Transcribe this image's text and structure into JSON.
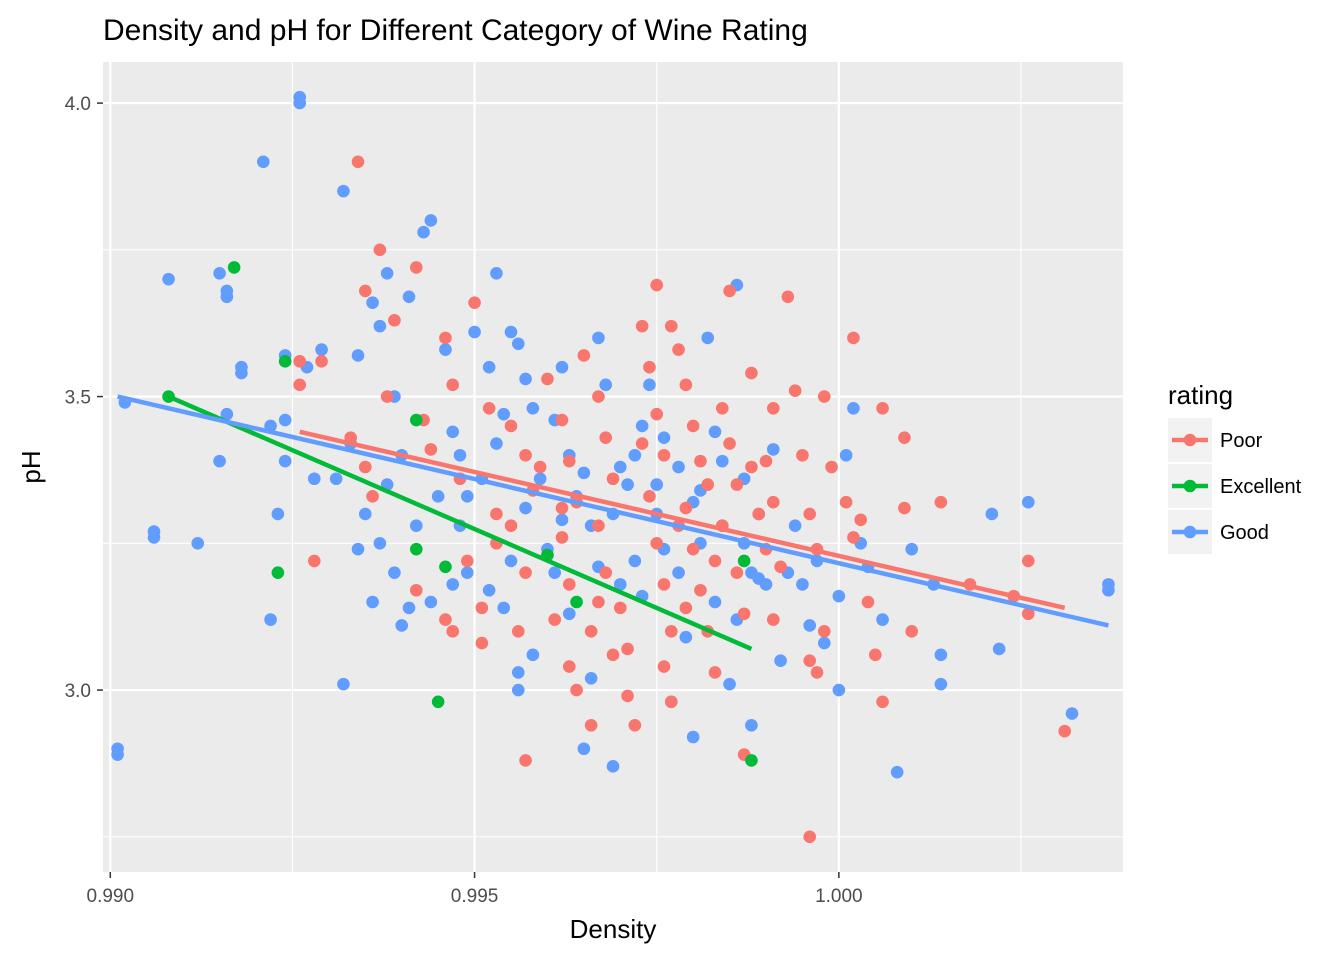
{
  "chart_data": {
    "type": "scatter",
    "title": "Density and pH for Different Category of Wine Rating",
    "xlabel": "Density",
    "ylabel": "pH",
    "xlim": [
      0.9899,
      1.0039
    ],
    "ylim": [
      2.69,
      4.07
    ],
    "x_ticks": [
      0.99,
      0.995,
      1.0
    ],
    "x_tick_labels": [
      "0.990",
      "0.995",
      "1.000"
    ],
    "y_ticks": [
      3.0,
      3.5,
      4.0
    ],
    "y_tick_labels": [
      "3.0",
      "3.5",
      "4.0"
    ],
    "grid": true,
    "legend": {
      "title": "rating",
      "position": "right"
    },
    "series": [
      {
        "name": "Poor",
        "color": "#F8766D",
        "trend": [
          [
            0.9926,
            3.44
          ],
          [
            1.0031,
            3.14
          ]
        ],
        "points": [
          [
            0.9934,
            3.9
          ],
          [
            0.9937,
            3.75
          ],
          [
            0.9942,
            3.72
          ],
          [
            0.9935,
            3.68
          ],
          [
            0.9939,
            3.63
          ],
          [
            0.9946,
            3.6
          ],
          [
            0.995,
            3.66
          ],
          [
            0.9926,
            3.56
          ],
          [
            0.9929,
            3.56
          ],
          [
            0.9926,
            3.52
          ],
          [
            0.9933,
            3.43
          ],
          [
            0.9935,
            3.38
          ],
          [
            0.9936,
            3.33
          ],
          [
            0.9928,
            3.22
          ],
          [
            0.9938,
            3.5
          ],
          [
            0.9943,
            3.46
          ],
          [
            0.9947,
            3.52
          ],
          [
            0.9952,
            3.48
          ],
          [
            0.9944,
            3.41
          ],
          [
            0.9948,
            3.36
          ],
          [
            0.9953,
            3.3
          ],
          [
            0.9949,
            3.22
          ],
          [
            0.9951,
            3.14
          ],
          [
            0.9947,
            3.1
          ],
          [
            0.9951,
            3.08
          ],
          [
            0.9942,
            3.17
          ],
          [
            0.9946,
            3.12
          ],
          [
            0.9955,
            3.45
          ],
          [
            0.9957,
            3.4
          ],
          [
            0.9958,
            3.34
          ],
          [
            0.9955,
            3.28
          ],
          [
            0.9957,
            3.2
          ],
          [
            0.9956,
            3.1
          ],
          [
            0.9957,
            2.88
          ],
          [
            0.996,
            3.53
          ],
          [
            0.9962,
            3.46
          ],
          [
            0.9963,
            3.39
          ],
          [
            0.9964,
            3.32
          ],
          [
            0.9962,
            3.26
          ],
          [
            0.9963,
            3.18
          ],
          [
            0.9961,
            3.12
          ],
          [
            0.9963,
            3.04
          ],
          [
            0.9964,
            3.0
          ],
          [
            0.9966,
            2.94
          ],
          [
            0.9965,
            3.57
          ],
          [
            0.9967,
            3.5
          ],
          [
            0.9968,
            3.43
          ],
          [
            0.9969,
            3.36
          ],
          [
            0.9967,
            3.28
          ],
          [
            0.9968,
            3.2
          ],
          [
            0.997,
            3.14
          ],
          [
            0.9969,
            3.06
          ],
          [
            0.9971,
            2.99
          ],
          [
            0.9972,
            2.94
          ],
          [
            0.9973,
            3.62
          ],
          [
            0.9974,
            3.55
          ],
          [
            0.9975,
            3.69
          ],
          [
            0.9975,
            3.47
          ],
          [
            0.9976,
            3.4
          ],
          [
            0.9974,
            3.33
          ],
          [
            0.9975,
            3.25
          ],
          [
            0.9976,
            3.18
          ],
          [
            0.9977,
            3.1
          ],
          [
            0.9976,
            3.04
          ],
          [
            0.9977,
            2.98
          ],
          [
            0.9977,
            3.62
          ],
          [
            0.9978,
            3.58
          ],
          [
            0.9979,
            3.52
          ],
          [
            0.998,
            3.45
          ],
          [
            0.9981,
            3.39
          ],
          [
            0.9979,
            3.31
          ],
          [
            0.998,
            3.24
          ],
          [
            0.9981,
            3.17
          ],
          [
            0.9982,
            3.1
          ],
          [
            0.9983,
            3.03
          ],
          [
            0.9984,
            3.48
          ],
          [
            0.9985,
            3.42
          ],
          [
            0.9986,
            3.35
          ],
          [
            0.9984,
            3.28
          ],
          [
            0.9986,
            3.2
          ],
          [
            0.9987,
            3.13
          ],
          [
            0.9985,
            3.68
          ],
          [
            0.9988,
            3.54
          ],
          [
            0.9988,
            3.38
          ],
          [
            0.9989,
            3.3
          ],
          [
            0.9991,
            3.48
          ],
          [
            0.999,
            3.39
          ],
          [
            0.9991,
            3.32
          ],
          [
            0.999,
            3.24
          ],
          [
            0.9991,
            3.12
          ],
          [
            0.9992,
            3.21
          ],
          [
            0.9993,
            3.67
          ],
          [
            0.9994,
            3.51
          ],
          [
            0.9995,
            3.4
          ],
          [
            0.9996,
            3.3
          ],
          [
            0.9997,
            3.24
          ],
          [
            0.9998,
            3.1
          ],
          [
            0.9996,
            3.05
          ],
          [
            0.9997,
            3.03
          ],
          [
            0.9998,
            3.5
          ],
          [
            0.9999,
            3.38
          ],
          [
            1.0002,
            3.6
          ],
          [
            1.0001,
            3.32
          ],
          [
            1.0002,
            3.26
          ],
          [
            1.0003,
            3.29
          ],
          [
            1.0004,
            3.15
          ],
          [
            1.0005,
            3.06
          ],
          [
            1.0006,
            3.48
          ],
          [
            1.0006,
            2.98
          ],
          [
            1.0009,
            3.43
          ],
          [
            1.0009,
            3.31
          ],
          [
            1.001,
            3.1
          ],
          [
            1.0014,
            3.32
          ],
          [
            1.0018,
            3.18
          ],
          [
            1.0024,
            3.16
          ],
          [
            1.0026,
            3.13
          ],
          [
            1.0026,
            3.22
          ],
          [
            1.0031,
            2.93
          ],
          [
            0.9996,
            2.75
          ],
          [
            0.9987,
            2.89
          ],
          [
            0.9966,
            3.1
          ],
          [
            0.9971,
            3.07
          ],
          [
            0.9959,
            3.38
          ],
          [
            0.9973,
            3.42
          ],
          [
            0.9962,
            3.31
          ],
          [
            0.9978,
            3.28
          ],
          [
            0.9982,
            3.35
          ],
          [
            0.9967,
            3.15
          ],
          [
            0.9953,
            3.25
          ],
          [
            0.996,
            3.23
          ],
          [
            0.9979,
            3.14
          ],
          [
            0.9983,
            3.22
          ]
        ]
      },
      {
        "name": "Excellent",
        "color": "#00BA38",
        "trend": [
          [
            0.9908,
            3.5
          ],
          [
            0.9988,
            3.07
          ]
        ],
        "points": [
          [
            0.9908,
            3.5
          ],
          [
            0.9917,
            3.72
          ],
          [
            0.9924,
            3.56
          ],
          [
            0.9923,
            3.2
          ],
          [
            0.9942,
            3.46
          ],
          [
            0.9942,
            3.24
          ],
          [
            0.9945,
            2.98
          ],
          [
            0.9946,
            3.21
          ],
          [
            0.996,
            3.23
          ],
          [
            0.9964,
            3.15
          ],
          [
            0.9987,
            3.22
          ],
          [
            0.9988,
            2.88
          ]
        ]
      },
      {
        "name": "Good",
        "color": "#619CFF",
        "trend": [
          [
            0.9901,
            3.5
          ],
          [
            1.0037,
            3.11
          ]
        ],
        "points": [
          [
            0.9901,
            2.89
          ],
          [
            0.9901,
            2.9
          ],
          [
            0.9902,
            3.49
          ],
          [
            0.9906,
            3.26
          ],
          [
            0.9906,
            3.27
          ],
          [
            0.9908,
            3.7
          ],
          [
            0.9912,
            3.25
          ],
          [
            0.9915,
            3.71
          ],
          [
            0.9916,
            3.68
          ],
          [
            0.9916,
            3.67
          ],
          [
            0.9915,
            3.39
          ],
          [
            0.9916,
            3.47
          ],
          [
            0.9918,
            3.55
          ],
          [
            0.9918,
            3.54
          ],
          [
            0.9921,
            3.9
          ],
          [
            0.9922,
            3.45
          ],
          [
            0.9922,
            3.12
          ],
          [
            0.9923,
            3.3
          ],
          [
            0.9924,
            3.46
          ],
          [
            0.9924,
            3.39
          ],
          [
            0.9924,
            3.57
          ],
          [
            0.9926,
            4.01
          ],
          [
            0.9926,
            4.0
          ],
          [
            0.9927,
            3.55
          ],
          [
            0.9928,
            3.36
          ],
          [
            0.9929,
            3.58
          ],
          [
            0.9932,
            3.85
          ],
          [
            0.9932,
            3.01
          ],
          [
            0.9933,
            3.42
          ],
          [
            0.9934,
            3.57
          ],
          [
            0.9936,
            3.66
          ],
          [
            0.9937,
            3.62
          ],
          [
            0.9938,
            3.71
          ],
          [
            0.9939,
            3.5
          ],
          [
            0.994,
            3.4
          ],
          [
            0.9941,
            3.67
          ],
          [
            0.9943,
            3.78
          ],
          [
            0.9944,
            3.8
          ],
          [
            0.9946,
            3.58
          ],
          [
            0.9947,
            3.44
          ],
          [
            0.9948,
            3.4
          ],
          [
            0.9949,
            3.33
          ],
          [
            0.995,
            3.61
          ],
          [
            0.9952,
            3.55
          ],
          [
            0.9953,
            3.71
          ],
          [
            0.9954,
            3.47
          ],
          [
            0.9955,
            3.61
          ],
          [
            0.9956,
            3.59
          ],
          [
            0.9957,
            3.53
          ],
          [
            0.9958,
            3.48
          ],
          [
            0.9936,
            3.15
          ],
          [
            0.9939,
            3.2
          ],
          [
            0.994,
            3.11
          ],
          [
            0.9941,
            3.14
          ],
          [
            0.9944,
            3.15
          ],
          [
            0.9947,
            3.18
          ],
          [
            0.9949,
            3.2
          ],
          [
            0.9952,
            3.17
          ],
          [
            0.9954,
            3.14
          ],
          [
            0.9956,
            3.03
          ],
          [
            0.9956,
            3.0
          ],
          [
            0.9958,
            3.06
          ],
          [
            0.996,
            3.24
          ],
          [
            0.9961,
            3.46
          ],
          [
            0.9962,
            3.55
          ],
          [
            0.9963,
            3.4
          ],
          [
            0.9964,
            3.33
          ],
          [
            0.9966,
            3.28
          ],
          [
            0.9967,
            3.6
          ],
          [
            0.9968,
            3.52
          ],
          [
            0.9966,
            3.02
          ],
          [
            0.9965,
            2.9
          ],
          [
            0.9969,
            2.87
          ],
          [
            0.997,
            3.18
          ],
          [
            0.9971,
            3.35
          ],
          [
            0.9972,
            3.4
          ],
          [
            0.9973,
            3.45
          ],
          [
            0.9974,
            3.52
          ],
          [
            0.9975,
            3.3
          ],
          [
            0.9976,
            3.24
          ],
          [
            0.9977,
            2.98
          ],
          [
            0.9978,
            3.38
          ],
          [
            0.998,
            3.32
          ],
          [
            0.998,
            2.92
          ],
          [
            0.9981,
            3.25
          ],
          [
            0.9982,
            3.6
          ],
          [
            0.9983,
            3.44
          ],
          [
            0.9984,
            3.28
          ],
          [
            0.9985,
            3.01
          ],
          [
            0.9986,
            3.69
          ],
          [
            0.9987,
            3.36
          ],
          [
            0.9988,
            3.2
          ],
          [
            0.9988,
            2.94
          ],
          [
            0.9989,
            3.3
          ],
          [
            0.999,
            3.18
          ],
          [
            0.9991,
            3.41
          ],
          [
            0.9992,
            3.05
          ],
          [
            0.9993,
            3.2
          ],
          [
            0.9994,
            3.28
          ],
          [
            0.9995,
            3.18
          ],
          [
            0.9996,
            3.11
          ],
          [
            0.9997,
            3.22
          ],
          [
            0.9998,
            3.08
          ],
          [
            1.0,
            3.0
          ],
          [
            1.0,
            3.16
          ],
          [
            1.0001,
            3.4
          ],
          [
            1.0002,
            3.48
          ],
          [
            1.0003,
            3.25
          ],
          [
            1.0004,
            3.21
          ],
          [
            1.0006,
            3.12
          ],
          [
            1.0008,
            2.86
          ],
          [
            1.001,
            3.24
          ],
          [
            1.0013,
            3.18
          ],
          [
            1.0014,
            3.06
          ],
          [
            1.0014,
            3.01
          ],
          [
            1.0021,
            3.3
          ],
          [
            1.0022,
            3.07
          ],
          [
            1.0026,
            3.32
          ],
          [
            1.0032,
            2.96
          ],
          [
            1.0037,
            3.18
          ],
          [
            1.0037,
            3.17
          ],
          [
            0.9945,
            3.33
          ],
          [
            0.9948,
            3.28
          ],
          [
            0.9951,
            3.36
          ],
          [
            0.9953,
            3.42
          ],
          [
            0.9955,
            3.22
          ],
          [
            0.9957,
            3.31
          ],
          [
            0.9959,
            3.36
          ],
          [
            0.9961,
            3.2
          ],
          [
            0.9962,
            3.29
          ],
          [
            0.9963,
            3.13
          ],
          [
            0.9965,
            3.37
          ],
          [
            0.9967,
            3.21
          ],
          [
            0.9969,
            3.3
          ],
          [
            0.997,
            3.38
          ],
          [
            0.9972,
            3.22
          ],
          [
            0.9973,
            3.16
          ],
          [
            0.9975,
            3.35
          ],
          [
            0.9976,
            3.43
          ],
          [
            0.9978,
            3.2
          ],
          [
            0.9979,
            3.09
          ],
          [
            0.9981,
            3.34
          ],
          [
            0.9983,
            3.15
          ],
          [
            0.9984,
            3.39
          ],
          [
            0.9986,
            3.12
          ],
          [
            0.9987,
            3.25
          ],
          [
            0.9989,
            3.19
          ],
          [
            0.9942,
            3.28
          ],
          [
            0.9938,
            3.35
          ],
          [
            0.9935,
            3.3
          ],
          [
            0.9934,
            3.24
          ],
          [
            0.9937,
            3.25
          ],
          [
            0.9931,
            3.36
          ]
        ]
      }
    ]
  }
}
********
* **Exercise description**
Collect every line from the records above that contains the word "color".

* **Exercise result**
        "color": "#F8766D",
        "color": "#00BA38",
        "color": "#619CFF",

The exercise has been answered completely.